**Records shown**
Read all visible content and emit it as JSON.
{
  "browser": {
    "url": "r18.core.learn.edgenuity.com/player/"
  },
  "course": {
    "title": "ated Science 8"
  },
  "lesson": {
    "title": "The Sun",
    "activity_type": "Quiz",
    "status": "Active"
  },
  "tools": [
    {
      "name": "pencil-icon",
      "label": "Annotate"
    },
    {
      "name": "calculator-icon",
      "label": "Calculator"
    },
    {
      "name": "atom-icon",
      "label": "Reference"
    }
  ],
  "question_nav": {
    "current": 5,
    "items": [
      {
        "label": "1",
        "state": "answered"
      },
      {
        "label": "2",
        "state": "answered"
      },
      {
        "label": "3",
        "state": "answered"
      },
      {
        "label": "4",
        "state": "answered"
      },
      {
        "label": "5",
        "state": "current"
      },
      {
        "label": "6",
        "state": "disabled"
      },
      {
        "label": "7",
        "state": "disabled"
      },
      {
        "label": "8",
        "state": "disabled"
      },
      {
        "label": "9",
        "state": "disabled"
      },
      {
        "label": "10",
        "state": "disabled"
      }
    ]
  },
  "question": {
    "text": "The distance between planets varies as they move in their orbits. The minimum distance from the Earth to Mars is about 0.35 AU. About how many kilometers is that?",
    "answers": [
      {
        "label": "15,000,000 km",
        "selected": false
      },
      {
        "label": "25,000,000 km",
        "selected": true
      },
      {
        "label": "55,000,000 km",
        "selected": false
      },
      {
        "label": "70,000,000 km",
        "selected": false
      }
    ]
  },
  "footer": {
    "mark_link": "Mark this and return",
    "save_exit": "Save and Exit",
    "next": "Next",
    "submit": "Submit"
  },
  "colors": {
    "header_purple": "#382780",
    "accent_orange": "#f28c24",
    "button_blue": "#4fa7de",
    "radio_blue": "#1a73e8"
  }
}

**Requirements**
Write out all the records above again, exactly as they stand.

**Answer**
Read all visible content and emit it as JSON.
{
  "browser": {
    "url": "r18.core.learn.edgenuity.com/player/"
  },
  "course": {
    "title": "ated Science 8"
  },
  "lesson": {
    "title": "The Sun",
    "activity_type": "Quiz",
    "status": "Active"
  },
  "tools": [
    {
      "name": "pencil-icon",
      "label": "Annotate"
    },
    {
      "name": "calculator-icon",
      "label": "Calculator"
    },
    {
      "name": "atom-icon",
      "label": "Reference"
    }
  ],
  "question_nav": {
    "current": 5,
    "items": [
      {
        "label": "1",
        "state": "answered"
      },
      {
        "label": "2",
        "state": "answered"
      },
      {
        "label": "3",
        "state": "answered"
      },
      {
        "label": "4",
        "state": "answered"
      },
      {
        "label": "5",
        "state": "current"
      },
      {
        "label": "6",
        "state": "disabled"
      },
      {
        "label": "7",
        "state": "disabled"
      },
      {
        "label": "8",
        "state": "disabled"
      },
      {
        "label": "9",
        "state": "disabled"
      },
      {
        "label": "10",
        "state": "disabled"
      }
    ]
  },
  "question": {
    "text": "The distance between planets varies as they move in their orbits. The minimum distance from the Earth to Mars is about 0.35 AU. About how many kilometers is that?",
    "answers": [
      {
        "label": "15,000,000 km",
        "selected": false
      },
      {
        "label": "25,000,000 km",
        "selected": true
      },
      {
        "label": "55,000,000 km",
        "selected": false
      },
      {
        "label": "70,000,000 km",
        "selected": false
      }
    ]
  },
  "footer": {
    "mark_link": "Mark this and return",
    "save_exit": "Save and Exit",
    "next": "Next",
    "submit": "Submit"
  },
  "colors": {
    "header_purple": "#382780",
    "accent_orange": "#f28c24",
    "button_blue": "#4fa7de",
    "radio_blue": "#1a73e8"
  }
}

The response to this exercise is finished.